→ **DATA SUPPLIED**
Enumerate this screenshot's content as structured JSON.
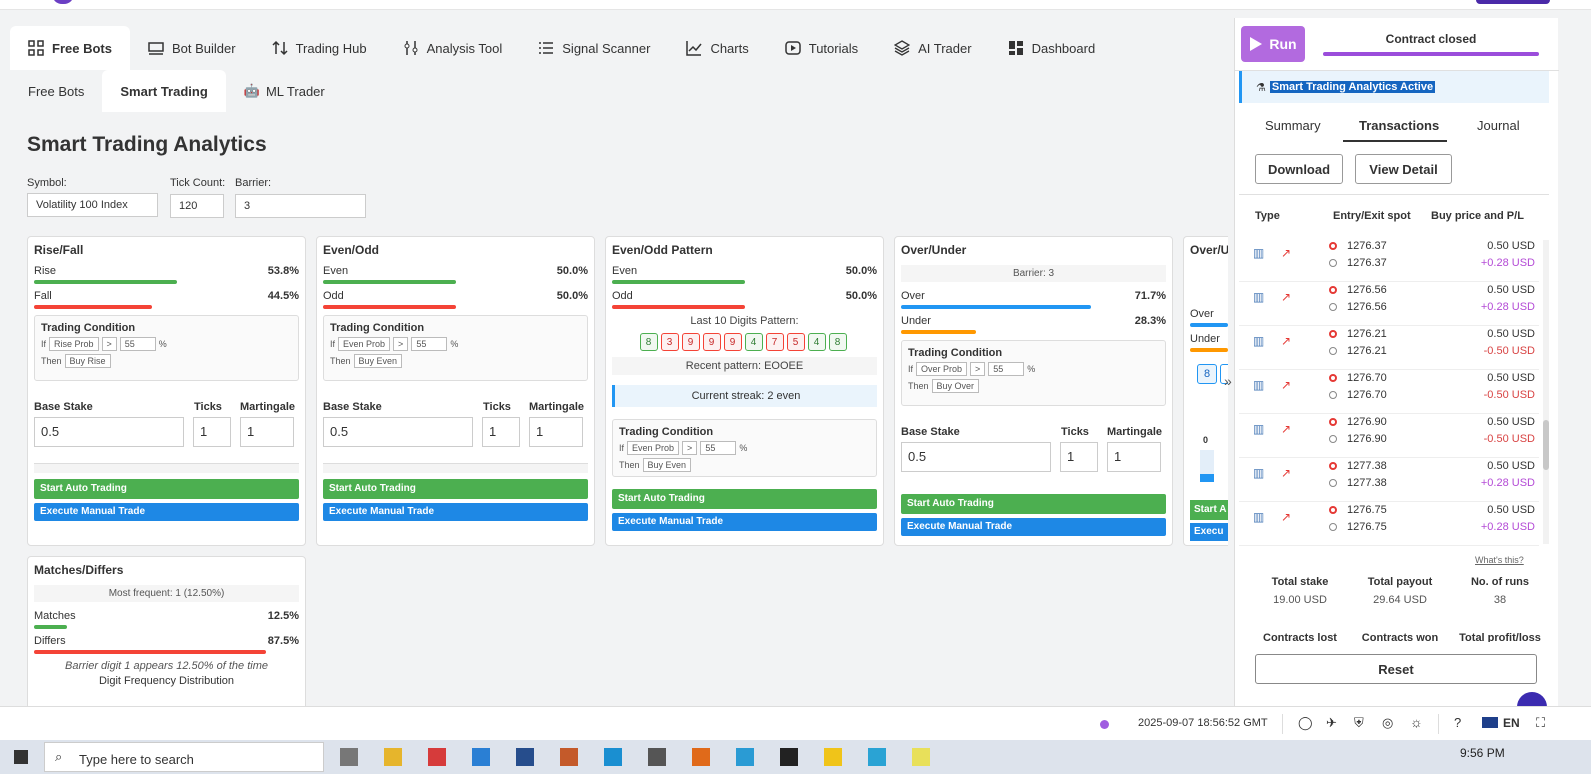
{
  "nav": {
    "tabs": [
      {
        "label": "Free Bots",
        "icon": "grid-icon"
      },
      {
        "label": "Bot Builder",
        "icon": "builder-icon"
      },
      {
        "label": "Trading Hub",
        "icon": "swap-icon"
      },
      {
        "label": "Analysis Tool",
        "icon": "sliders-icon"
      },
      {
        "label": "Signal Scanner",
        "icon": "list-icon"
      },
      {
        "label": "Charts",
        "icon": "chart-icon"
      },
      {
        "label": "Tutorials",
        "icon": "play-icon"
      },
      {
        "label": "AI Trader",
        "icon": "layers-icon"
      },
      {
        "label": "Dashboard",
        "icon": "dashboard-icon"
      }
    ]
  },
  "subnav": {
    "tabs": [
      "Free Bots",
      "Smart Trading",
      "ML Trader"
    ]
  },
  "page": {
    "title": "Smart Trading Analytics",
    "symbol_label": "Symbol:",
    "symbol_value": "Volatility 100 Index",
    "tickcount_label": "Tick Count:",
    "tickcount_value": "120",
    "barrier_label": "Barrier:",
    "barrier_value": "3"
  },
  "common": {
    "trading_condition": "Trading Condition",
    "if": "If",
    "then": "Then",
    "op": ">",
    "threshold": "55",
    "pct": "%",
    "base_stake": "Base Stake",
    "ticks": "Ticks",
    "martingale": "Martingale",
    "stake_value": "0.5",
    "ticks_value": "1",
    "martingale_value": "1",
    "start_auto": "Start Auto Trading",
    "execute_manual": "Execute Manual Trade"
  },
  "cards": {
    "risefall": {
      "title": "Rise/Fall",
      "a_label": "Rise",
      "a_val": "53.8%",
      "a_pct": 53.8,
      "b_label": "Fall",
      "b_val": "44.5%",
      "b_pct": 44.5,
      "cond_field": "Rise Prob",
      "cond_action": "Buy Rise"
    },
    "evenodd": {
      "title": "Even/Odd",
      "a_label": "Even",
      "a_val": "50.0%",
      "a_pct": 50,
      "b_label": "Odd",
      "b_val": "50.0%",
      "b_pct": 50,
      "cond_field": "Even Prob",
      "cond_action": "Buy Even"
    },
    "pattern": {
      "title": "Even/Odd Pattern",
      "a_label": "Even",
      "a_val": "50.0%",
      "a_pct": 50,
      "b_label": "Odd",
      "b_val": "50.0%",
      "b_pct": 50,
      "pattern_label": "Last 10 Digits Pattern:",
      "digits": [
        "8",
        "3",
        "9",
        "9",
        "9",
        "4",
        "7",
        "5",
        "4",
        "8"
      ],
      "recent": "Recent pattern: EOOEE",
      "streak": "Current streak: 2 even",
      "cond_field": "Even Prob",
      "cond_action": "Buy Even"
    },
    "overunder": {
      "title": "Over/Under",
      "barrier": "Barrier: 3",
      "a_label": "Over",
      "a_val": "71.7%",
      "a_pct": 71.7,
      "b_label": "Under",
      "b_val": "28.3%",
      "b_pct": 28.3,
      "cond_field": "Over Prob",
      "cond_action": "Buy Over"
    },
    "overunder2": {
      "title": "Over/U",
      "a_label": "Over",
      "b_label": "Under",
      "digit": "8",
      "zero": "0",
      "start": "Start A",
      "exec": "Execu"
    },
    "matches": {
      "title": "Matches/Differs",
      "most": "Most frequent: 1 (12.50%)",
      "a_label": "Matches",
      "a_val": "12.5%",
      "a_pct": 12.5,
      "b_label": "Differs",
      "b_val": "87.5%",
      "b_pct": 87.5,
      "note": "Barrier digit 1 appears 12.50% of the time",
      "dist": "Digit Frequency Distribution"
    }
  },
  "rpanel": {
    "run": "Run",
    "status": "Contract closed",
    "banner": "Smart Trading Analytics Active",
    "tabs": [
      "Summary",
      "Transactions",
      "Journal"
    ],
    "download": "Download",
    "view_detail": "View Detail",
    "cols": [
      "Type",
      "Entry/Exit spot",
      "Buy price and P/L"
    ],
    "rows": [
      {
        "entry": "1276.37",
        "exit": "1276.37",
        "price": "0.50 USD",
        "pl": "+0.28 USD"
      },
      {
        "entry": "1276.56",
        "exit": "1276.56",
        "price": "0.50 USD",
        "pl": "+0.28 USD"
      },
      {
        "entry": "1276.21",
        "exit": "1276.21",
        "price": "0.50 USD",
        "pl": "-0.50 USD"
      },
      {
        "entry": "1276.70",
        "exit": "1276.70",
        "price": "0.50 USD",
        "pl": "-0.50 USD"
      },
      {
        "entry": "1276.90",
        "exit": "1276.90",
        "price": "0.50 USD",
        "pl": "-0.50 USD"
      },
      {
        "entry": "1277.38",
        "exit": "1277.38",
        "price": "0.50 USD",
        "pl": "+0.28 USD"
      },
      {
        "entry": "1276.75",
        "exit": "1276.75",
        "price": "0.50 USD",
        "pl": "+0.28 USD"
      }
    ],
    "whats_this": "What's this?",
    "totals": [
      {
        "label": "Total stake",
        "value": "19.00 USD"
      },
      {
        "label": "Total payout",
        "value": "29.64 USD"
      },
      {
        "label": "No. of runs",
        "value": "38"
      }
    ],
    "totals2": [
      "Contracts lost",
      "Contracts won",
      "Total profit/loss"
    ],
    "reset": "Reset"
  },
  "statusbar": {
    "datetime": "2025-09-07 18:56:52 GMT",
    "lang": "EN"
  },
  "taskbar": {
    "search": "Type here to search",
    "time": "9:56 PM"
  }
}
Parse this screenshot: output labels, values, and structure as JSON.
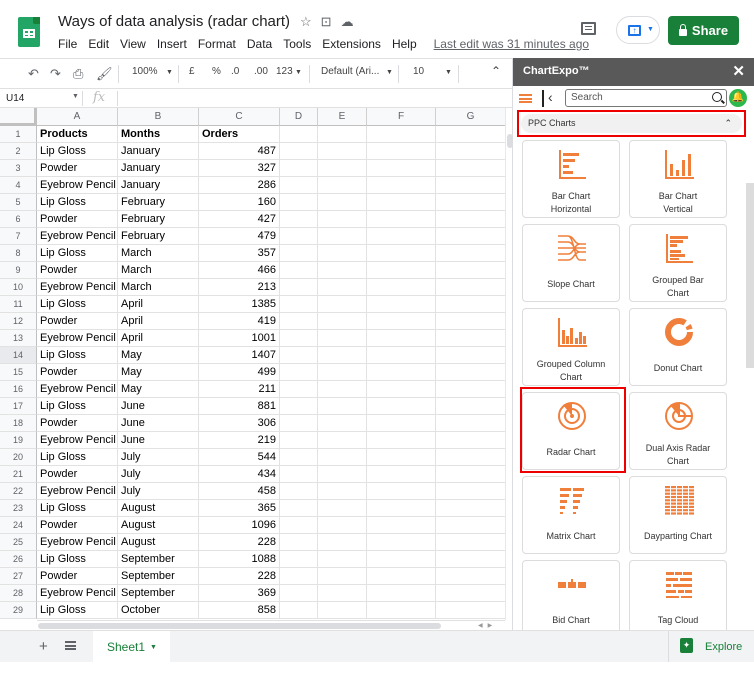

→ **WHAT YOU HAVE TO DO**
Leave out the pictures and copy the rest of the material above exactly.

→ **ANSWER TO THIS TASK**
Enumerate this screenshot's content as structured JSON.
{
  "nav": {
    "tabs": [
      {
        "label": "Free Bots",
        "icon": "grid-icon"
      },
      {
        "label": "Bot Builder",
        "icon": "builder-icon"
      },
      {
        "label": "Trading Hub",
        "icon": "swap-icon"
      },
      {
        "label": "Analysis Tool",
        "icon": "sliders-icon"
      },
      {
        "label": "Signal Scanner",
        "icon": "list-icon"
      },
      {
        "label": "Charts",
        "icon": "chart-icon"
      },
      {
        "label": "Tutorials",
        "icon": "play-icon"
      },
      {
        "label": "AI Trader",
        "icon": "layers-icon"
      },
      {
        "label": "Dashboard",
        "icon": "dashboard-icon"
      }
    ]
  },
  "subnav": {
    "tabs": [
      "Free Bots",
      "Smart Trading",
      "ML Trader"
    ]
  },
  "page": {
    "title": "Smart Trading Analytics",
    "symbol_label": "Symbol:",
    "symbol_value": "Volatility 100 Index",
    "tickcount_label": "Tick Count:",
    "tickcount_value": "120",
    "barrier_label": "Barrier:",
    "barrier_value": "3"
  },
  "common": {
    "trading_condition": "Trading Condition",
    "if": "If",
    "then": "Then",
    "op": ">",
    "threshold": "55",
    "pct": "%",
    "base_stake": "Base Stake",
    "ticks": "Ticks",
    "martingale": "Martingale",
    "stake_value": "0.5",
    "ticks_value": "1",
    "martingale_value": "1",
    "start_auto": "Start Auto Trading",
    "execute_manual": "Execute Manual Trade"
  },
  "cards": {
    "risefall": {
      "title": "Rise/Fall",
      "a_label": "Rise",
      "a_val": "53.8%",
      "a_pct": 53.8,
      "b_label": "Fall",
      "b_val": "44.5%",
      "b_pct": 44.5,
      "cond_field": "Rise Prob",
      "cond_action": "Buy Rise"
    },
    "evenodd": {
      "title": "Even/Odd",
      "a_label": "Even",
      "a_val": "50.0%",
      "a_pct": 50,
      "b_label": "Odd",
      "b_val": "50.0%",
      "b_pct": 50,
      "cond_field": "Even Prob",
      "cond_action": "Buy Even"
    },
    "pattern": {
      "title": "Even/Odd Pattern",
      "a_label": "Even",
      "a_val": "50.0%",
      "a_pct": 50,
      "b_label": "Odd",
      "b_val": "50.0%",
      "b_pct": 50,
      "pattern_label": "Last 10 Digits Pattern:",
      "digits": [
        "8",
        "3",
        "9",
        "9",
        "9",
        "4",
        "7",
        "5",
        "4",
        "8"
      ],
      "recent": "Recent pattern: EOOEE",
      "streak": "Current streak: 2 even",
      "cond_field": "Even Prob",
      "cond_action": "Buy Even"
    },
    "overunder": {
      "title": "Over/Under",
      "barrier": "Barrier: 3",
      "a_label": "Over",
      "a_val": "71.7%",
      "a_pct": 71.7,
      "b_label": "Under",
      "b_val": "28.3%",
      "b_pct": 28.3,
      "cond_field": "Over Prob",
      "cond_action": "Buy Over"
    },
    "overunder2": {
      "title": "Over/U",
      "a_label": "Over",
      "b_label": "Under",
      "digit": "8",
      "zero": "0",
      "start": "Start A",
      "exec": "Execu"
    },
    "matches": {
      "title": "Matches/Differs",
      "most": "Most frequent: 1 (12.50%)",
      "a_label": "Matches",
      "a_val": "12.5%",
      "a_pct": 12.5,
      "b_label": "Differs",
      "b_val": "87.5%",
      "b_pct": 87.5,
      "note": "Barrier digit 1 appears 12.50% of the time",
      "dist": "Digit Frequency Distribution"
    }
  },
  "rpanel": {
    "run": "Run",
    "status": "Contract closed",
    "banner": "Smart Trading Analytics Active",
    "tabs": [
      "Summary",
      "Transactions",
      "Journal"
    ],
    "download": "Download",
    "view_detail": "View Detail",
    "cols": [
      "Type",
      "Entry/Exit spot",
      "Buy price and P/L"
    ],
    "rows": [
      {
        "entry": "1276.37",
        "exit": "1276.37",
        "price": "0.50 USD",
        "pl": "+0.28 USD"
      },
      {
        "entry": "1276.56",
        "exit": "1276.56",
        "price": "0.50 USD",
        "pl": "+0.28 USD"
      },
      {
        "entry": "1276.21",
        "exit": "1276.21",
        "price": "0.50 USD",
        "pl": "-0.50 USD"
      },
      {
        "entry": "1276.70",
        "exit": "1276.70",
        "price": "0.50 USD",
        "pl": "-0.50 USD"
      },
      {
        "entry": "1276.90",
        "exit": "1276.90",
        "price": "0.50 USD",
        "pl": "-0.50 USD"
      },
      {
        "entry": "1277.38",
        "exit": "1277.38",
        "price": "0.50 USD",
        "pl": "+0.28 USD"
      },
      {
        "entry": "1276.75",
        "exit": "1276.75",
        "price": "0.50 USD",
        "pl": "+0.28 USD"
      }
    ],
    "whats_this": "What's this?",
    "totals": [
      {
        "label": "Total stake",
        "value": "19.00 USD"
      },
      {
        "label": "Total payout",
        "value": "29.64 USD"
      },
      {
        "label": "No. of runs",
        "value": "38"
      }
    ],
    "totals2": [
      "Contracts lost",
      "Contracts won",
      "Total profit/loss"
    ],
    "reset": "Reset"
  },
  "statusbar": {
    "datetime": "2025-09-07 18:56:52 GMT",
    "lang": "EN"
  },
  "taskbar": {
    "search": "Type here to search",
    "time": "9:56 PM"
  }
}
Parse this screenshot: output labels, values, and structure as JSON.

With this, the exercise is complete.